# WHAT THE TASK ASKS:
Check each line of the listing, and copy it if it contains the word "toggle".

# MATERIAL TO PROCESS:
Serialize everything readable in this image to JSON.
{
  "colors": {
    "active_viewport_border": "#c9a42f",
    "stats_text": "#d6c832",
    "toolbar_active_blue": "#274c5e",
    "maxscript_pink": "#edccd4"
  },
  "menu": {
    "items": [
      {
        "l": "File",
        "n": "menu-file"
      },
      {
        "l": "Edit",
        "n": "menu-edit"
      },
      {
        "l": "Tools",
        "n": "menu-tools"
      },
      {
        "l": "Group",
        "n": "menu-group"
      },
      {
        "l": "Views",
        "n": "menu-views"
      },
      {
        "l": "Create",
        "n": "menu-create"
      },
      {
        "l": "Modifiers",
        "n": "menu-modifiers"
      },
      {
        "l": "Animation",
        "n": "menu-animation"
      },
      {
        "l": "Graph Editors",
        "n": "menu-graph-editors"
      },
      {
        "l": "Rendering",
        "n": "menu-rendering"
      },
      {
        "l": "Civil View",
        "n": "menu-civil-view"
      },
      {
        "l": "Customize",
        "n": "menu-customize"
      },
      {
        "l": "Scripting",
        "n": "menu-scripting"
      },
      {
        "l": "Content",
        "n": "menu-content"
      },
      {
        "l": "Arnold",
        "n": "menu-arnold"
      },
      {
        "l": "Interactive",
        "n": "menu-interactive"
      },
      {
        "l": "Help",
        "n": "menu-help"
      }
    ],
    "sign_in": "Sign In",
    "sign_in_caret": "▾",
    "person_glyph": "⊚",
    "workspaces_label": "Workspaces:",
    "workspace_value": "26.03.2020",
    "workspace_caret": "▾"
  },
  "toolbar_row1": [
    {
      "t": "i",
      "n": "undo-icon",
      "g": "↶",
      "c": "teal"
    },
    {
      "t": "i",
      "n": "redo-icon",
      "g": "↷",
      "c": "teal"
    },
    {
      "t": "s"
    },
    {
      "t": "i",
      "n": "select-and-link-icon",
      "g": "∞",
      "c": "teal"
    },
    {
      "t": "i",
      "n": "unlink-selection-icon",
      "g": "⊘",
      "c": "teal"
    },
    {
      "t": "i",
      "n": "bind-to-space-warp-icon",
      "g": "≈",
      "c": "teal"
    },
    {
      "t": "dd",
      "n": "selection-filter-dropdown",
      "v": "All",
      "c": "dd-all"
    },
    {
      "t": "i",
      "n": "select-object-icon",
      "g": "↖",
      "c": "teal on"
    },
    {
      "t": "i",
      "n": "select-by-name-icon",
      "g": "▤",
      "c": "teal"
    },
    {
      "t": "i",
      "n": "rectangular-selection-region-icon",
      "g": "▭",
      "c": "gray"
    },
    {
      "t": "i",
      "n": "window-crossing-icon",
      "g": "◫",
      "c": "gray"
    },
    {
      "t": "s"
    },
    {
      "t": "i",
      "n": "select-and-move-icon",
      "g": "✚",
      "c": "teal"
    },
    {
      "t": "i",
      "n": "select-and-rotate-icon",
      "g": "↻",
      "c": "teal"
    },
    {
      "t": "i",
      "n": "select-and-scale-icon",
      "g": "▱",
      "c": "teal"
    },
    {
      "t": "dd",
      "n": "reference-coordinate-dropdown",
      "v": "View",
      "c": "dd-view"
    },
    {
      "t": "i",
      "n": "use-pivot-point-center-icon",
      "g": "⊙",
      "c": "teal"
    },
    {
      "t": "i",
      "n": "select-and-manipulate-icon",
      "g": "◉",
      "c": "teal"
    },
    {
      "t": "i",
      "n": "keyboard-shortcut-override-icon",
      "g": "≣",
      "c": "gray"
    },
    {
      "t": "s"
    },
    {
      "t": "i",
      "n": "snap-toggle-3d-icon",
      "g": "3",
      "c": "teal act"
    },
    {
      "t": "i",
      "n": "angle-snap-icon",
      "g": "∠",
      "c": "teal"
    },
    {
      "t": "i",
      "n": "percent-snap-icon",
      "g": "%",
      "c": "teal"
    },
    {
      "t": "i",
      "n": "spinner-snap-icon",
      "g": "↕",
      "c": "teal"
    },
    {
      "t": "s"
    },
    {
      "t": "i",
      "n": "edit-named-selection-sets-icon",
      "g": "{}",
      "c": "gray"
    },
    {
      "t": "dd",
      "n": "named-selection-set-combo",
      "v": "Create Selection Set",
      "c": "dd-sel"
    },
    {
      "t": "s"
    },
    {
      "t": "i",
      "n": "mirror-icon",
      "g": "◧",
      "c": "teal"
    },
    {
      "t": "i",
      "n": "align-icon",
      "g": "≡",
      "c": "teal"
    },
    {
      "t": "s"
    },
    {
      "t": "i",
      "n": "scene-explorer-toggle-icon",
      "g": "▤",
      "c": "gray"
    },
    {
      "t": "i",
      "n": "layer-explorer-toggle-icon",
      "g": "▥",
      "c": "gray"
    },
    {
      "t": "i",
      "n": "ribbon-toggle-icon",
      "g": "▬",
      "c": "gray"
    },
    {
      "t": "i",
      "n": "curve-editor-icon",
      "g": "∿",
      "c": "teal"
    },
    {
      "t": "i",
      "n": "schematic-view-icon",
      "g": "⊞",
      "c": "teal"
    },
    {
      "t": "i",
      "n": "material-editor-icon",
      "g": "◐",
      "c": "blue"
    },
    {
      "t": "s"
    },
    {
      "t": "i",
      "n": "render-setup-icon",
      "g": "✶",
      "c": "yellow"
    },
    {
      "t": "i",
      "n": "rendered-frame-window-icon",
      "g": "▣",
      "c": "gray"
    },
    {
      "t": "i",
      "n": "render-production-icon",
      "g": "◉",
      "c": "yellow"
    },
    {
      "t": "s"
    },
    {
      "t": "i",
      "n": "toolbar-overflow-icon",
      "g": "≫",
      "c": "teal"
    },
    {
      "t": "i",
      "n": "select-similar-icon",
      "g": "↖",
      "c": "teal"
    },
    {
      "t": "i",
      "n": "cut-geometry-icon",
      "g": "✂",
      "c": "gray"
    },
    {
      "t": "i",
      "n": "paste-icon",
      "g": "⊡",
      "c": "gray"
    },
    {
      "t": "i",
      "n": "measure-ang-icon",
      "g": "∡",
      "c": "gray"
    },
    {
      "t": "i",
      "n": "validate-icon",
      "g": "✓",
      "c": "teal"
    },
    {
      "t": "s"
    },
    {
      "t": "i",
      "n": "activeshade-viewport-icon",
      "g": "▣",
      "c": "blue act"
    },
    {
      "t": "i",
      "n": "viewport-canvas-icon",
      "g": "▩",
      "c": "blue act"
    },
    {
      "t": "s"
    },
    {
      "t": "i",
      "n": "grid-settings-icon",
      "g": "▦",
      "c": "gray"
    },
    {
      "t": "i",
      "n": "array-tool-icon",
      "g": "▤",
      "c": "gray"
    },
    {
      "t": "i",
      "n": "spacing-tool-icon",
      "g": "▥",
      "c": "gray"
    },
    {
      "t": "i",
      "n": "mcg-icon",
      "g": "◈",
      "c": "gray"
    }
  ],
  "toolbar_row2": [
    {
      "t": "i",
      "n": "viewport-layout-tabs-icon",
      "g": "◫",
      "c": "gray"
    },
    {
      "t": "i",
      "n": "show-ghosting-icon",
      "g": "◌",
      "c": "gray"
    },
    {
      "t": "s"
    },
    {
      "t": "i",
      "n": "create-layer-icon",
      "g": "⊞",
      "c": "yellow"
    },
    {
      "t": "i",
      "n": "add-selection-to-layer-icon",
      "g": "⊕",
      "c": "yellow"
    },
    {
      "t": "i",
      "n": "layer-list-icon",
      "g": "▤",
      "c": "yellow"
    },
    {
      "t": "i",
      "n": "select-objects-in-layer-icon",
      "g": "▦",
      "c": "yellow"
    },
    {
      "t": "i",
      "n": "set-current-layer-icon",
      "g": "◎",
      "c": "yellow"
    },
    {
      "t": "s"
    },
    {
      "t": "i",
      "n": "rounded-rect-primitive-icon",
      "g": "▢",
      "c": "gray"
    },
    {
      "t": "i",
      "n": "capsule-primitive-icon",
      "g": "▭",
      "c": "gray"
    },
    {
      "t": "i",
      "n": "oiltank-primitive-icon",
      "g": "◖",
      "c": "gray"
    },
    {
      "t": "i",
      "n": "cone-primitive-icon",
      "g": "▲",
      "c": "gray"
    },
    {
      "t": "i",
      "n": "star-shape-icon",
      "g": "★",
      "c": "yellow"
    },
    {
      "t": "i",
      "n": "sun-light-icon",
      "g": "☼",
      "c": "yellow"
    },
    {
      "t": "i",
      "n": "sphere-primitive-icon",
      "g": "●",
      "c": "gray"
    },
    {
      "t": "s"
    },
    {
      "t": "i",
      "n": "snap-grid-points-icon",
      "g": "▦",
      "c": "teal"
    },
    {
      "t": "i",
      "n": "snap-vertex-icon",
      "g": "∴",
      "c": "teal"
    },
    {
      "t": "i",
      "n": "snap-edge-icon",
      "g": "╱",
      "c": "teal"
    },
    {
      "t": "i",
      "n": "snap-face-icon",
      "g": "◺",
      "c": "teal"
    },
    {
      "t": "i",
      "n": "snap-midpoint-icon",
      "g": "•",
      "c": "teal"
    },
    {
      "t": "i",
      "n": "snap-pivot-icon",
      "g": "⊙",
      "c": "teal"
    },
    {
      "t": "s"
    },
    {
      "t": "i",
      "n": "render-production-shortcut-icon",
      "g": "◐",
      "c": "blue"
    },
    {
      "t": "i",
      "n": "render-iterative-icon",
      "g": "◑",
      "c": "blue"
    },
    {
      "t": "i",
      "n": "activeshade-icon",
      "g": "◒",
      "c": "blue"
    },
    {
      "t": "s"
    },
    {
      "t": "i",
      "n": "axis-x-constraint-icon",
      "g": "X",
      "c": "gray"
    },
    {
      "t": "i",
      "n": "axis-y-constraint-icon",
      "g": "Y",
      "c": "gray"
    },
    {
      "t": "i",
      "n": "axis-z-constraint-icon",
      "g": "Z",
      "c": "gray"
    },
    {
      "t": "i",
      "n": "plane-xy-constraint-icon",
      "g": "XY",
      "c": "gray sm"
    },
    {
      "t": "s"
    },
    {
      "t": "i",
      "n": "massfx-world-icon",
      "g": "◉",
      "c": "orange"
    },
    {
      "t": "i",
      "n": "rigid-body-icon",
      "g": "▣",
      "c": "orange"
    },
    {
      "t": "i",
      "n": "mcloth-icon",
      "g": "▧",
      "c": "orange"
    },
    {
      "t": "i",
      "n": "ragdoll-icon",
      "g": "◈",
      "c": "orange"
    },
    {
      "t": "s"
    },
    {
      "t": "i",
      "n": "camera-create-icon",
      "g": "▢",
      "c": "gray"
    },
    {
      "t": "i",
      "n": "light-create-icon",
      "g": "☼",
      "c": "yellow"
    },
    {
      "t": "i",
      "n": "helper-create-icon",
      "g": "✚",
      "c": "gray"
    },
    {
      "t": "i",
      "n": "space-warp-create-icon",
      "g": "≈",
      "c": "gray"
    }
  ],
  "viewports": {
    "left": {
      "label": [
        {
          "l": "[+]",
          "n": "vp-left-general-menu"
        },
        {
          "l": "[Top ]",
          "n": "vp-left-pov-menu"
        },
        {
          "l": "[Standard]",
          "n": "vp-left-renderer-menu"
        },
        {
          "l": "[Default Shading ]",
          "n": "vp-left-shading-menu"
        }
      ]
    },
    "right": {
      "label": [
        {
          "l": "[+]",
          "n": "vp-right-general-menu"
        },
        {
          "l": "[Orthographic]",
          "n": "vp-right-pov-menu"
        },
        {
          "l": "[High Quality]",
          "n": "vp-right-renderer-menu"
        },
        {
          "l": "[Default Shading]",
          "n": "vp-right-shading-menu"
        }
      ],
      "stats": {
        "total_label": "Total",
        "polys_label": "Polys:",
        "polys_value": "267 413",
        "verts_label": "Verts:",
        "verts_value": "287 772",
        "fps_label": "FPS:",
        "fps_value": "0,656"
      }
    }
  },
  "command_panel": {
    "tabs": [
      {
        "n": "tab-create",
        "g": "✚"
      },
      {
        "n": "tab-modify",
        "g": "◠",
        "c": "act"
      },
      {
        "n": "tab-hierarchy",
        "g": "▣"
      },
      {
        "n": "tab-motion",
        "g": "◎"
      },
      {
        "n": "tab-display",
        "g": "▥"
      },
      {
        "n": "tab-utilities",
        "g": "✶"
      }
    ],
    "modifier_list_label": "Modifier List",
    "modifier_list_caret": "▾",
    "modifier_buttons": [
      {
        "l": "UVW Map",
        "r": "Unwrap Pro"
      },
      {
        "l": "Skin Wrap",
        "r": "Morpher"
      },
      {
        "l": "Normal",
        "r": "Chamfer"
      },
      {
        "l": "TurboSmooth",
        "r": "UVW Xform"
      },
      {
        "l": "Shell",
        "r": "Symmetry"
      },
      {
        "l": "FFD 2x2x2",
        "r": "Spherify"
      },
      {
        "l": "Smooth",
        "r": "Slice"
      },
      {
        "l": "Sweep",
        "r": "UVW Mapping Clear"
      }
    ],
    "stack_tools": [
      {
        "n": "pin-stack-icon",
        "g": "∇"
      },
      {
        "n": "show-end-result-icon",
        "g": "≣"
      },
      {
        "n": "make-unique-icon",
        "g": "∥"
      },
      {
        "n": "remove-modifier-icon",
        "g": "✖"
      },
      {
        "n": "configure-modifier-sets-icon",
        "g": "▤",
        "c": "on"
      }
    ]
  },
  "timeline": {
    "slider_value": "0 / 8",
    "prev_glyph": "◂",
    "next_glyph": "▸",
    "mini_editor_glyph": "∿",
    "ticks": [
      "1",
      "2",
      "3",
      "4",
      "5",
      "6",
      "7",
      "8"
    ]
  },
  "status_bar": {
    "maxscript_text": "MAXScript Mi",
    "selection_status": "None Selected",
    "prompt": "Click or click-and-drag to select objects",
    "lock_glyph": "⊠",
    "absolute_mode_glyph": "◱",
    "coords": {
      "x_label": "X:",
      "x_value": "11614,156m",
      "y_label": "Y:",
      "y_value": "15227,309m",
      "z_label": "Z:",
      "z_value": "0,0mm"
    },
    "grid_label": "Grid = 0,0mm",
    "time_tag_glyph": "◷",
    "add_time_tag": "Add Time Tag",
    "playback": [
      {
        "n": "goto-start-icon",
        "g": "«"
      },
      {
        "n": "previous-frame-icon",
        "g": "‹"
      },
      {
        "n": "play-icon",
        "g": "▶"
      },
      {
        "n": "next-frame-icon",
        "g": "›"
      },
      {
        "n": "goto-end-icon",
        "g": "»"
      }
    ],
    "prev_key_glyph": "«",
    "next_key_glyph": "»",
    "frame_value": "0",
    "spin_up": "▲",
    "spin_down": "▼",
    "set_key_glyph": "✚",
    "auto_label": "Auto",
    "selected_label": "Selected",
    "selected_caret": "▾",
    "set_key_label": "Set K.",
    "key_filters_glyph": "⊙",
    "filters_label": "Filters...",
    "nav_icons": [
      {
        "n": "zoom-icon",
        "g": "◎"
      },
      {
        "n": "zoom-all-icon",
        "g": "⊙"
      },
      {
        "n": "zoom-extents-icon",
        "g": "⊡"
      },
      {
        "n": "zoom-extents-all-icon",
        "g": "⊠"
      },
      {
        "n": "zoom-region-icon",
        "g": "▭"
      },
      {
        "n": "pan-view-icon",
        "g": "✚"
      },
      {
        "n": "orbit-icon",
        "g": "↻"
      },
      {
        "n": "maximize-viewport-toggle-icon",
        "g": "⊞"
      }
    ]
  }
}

# SOLUTION FOR THIS TASK:
      "n": "snap-toggle-3d-icon",
      "n": "scene-explorer-toggle-icon",
      "n": "layer-explorer-toggle-icon",
      "n": "ribbon-toggle-icon",
        "n": "maximize-viewport-toggle-icon",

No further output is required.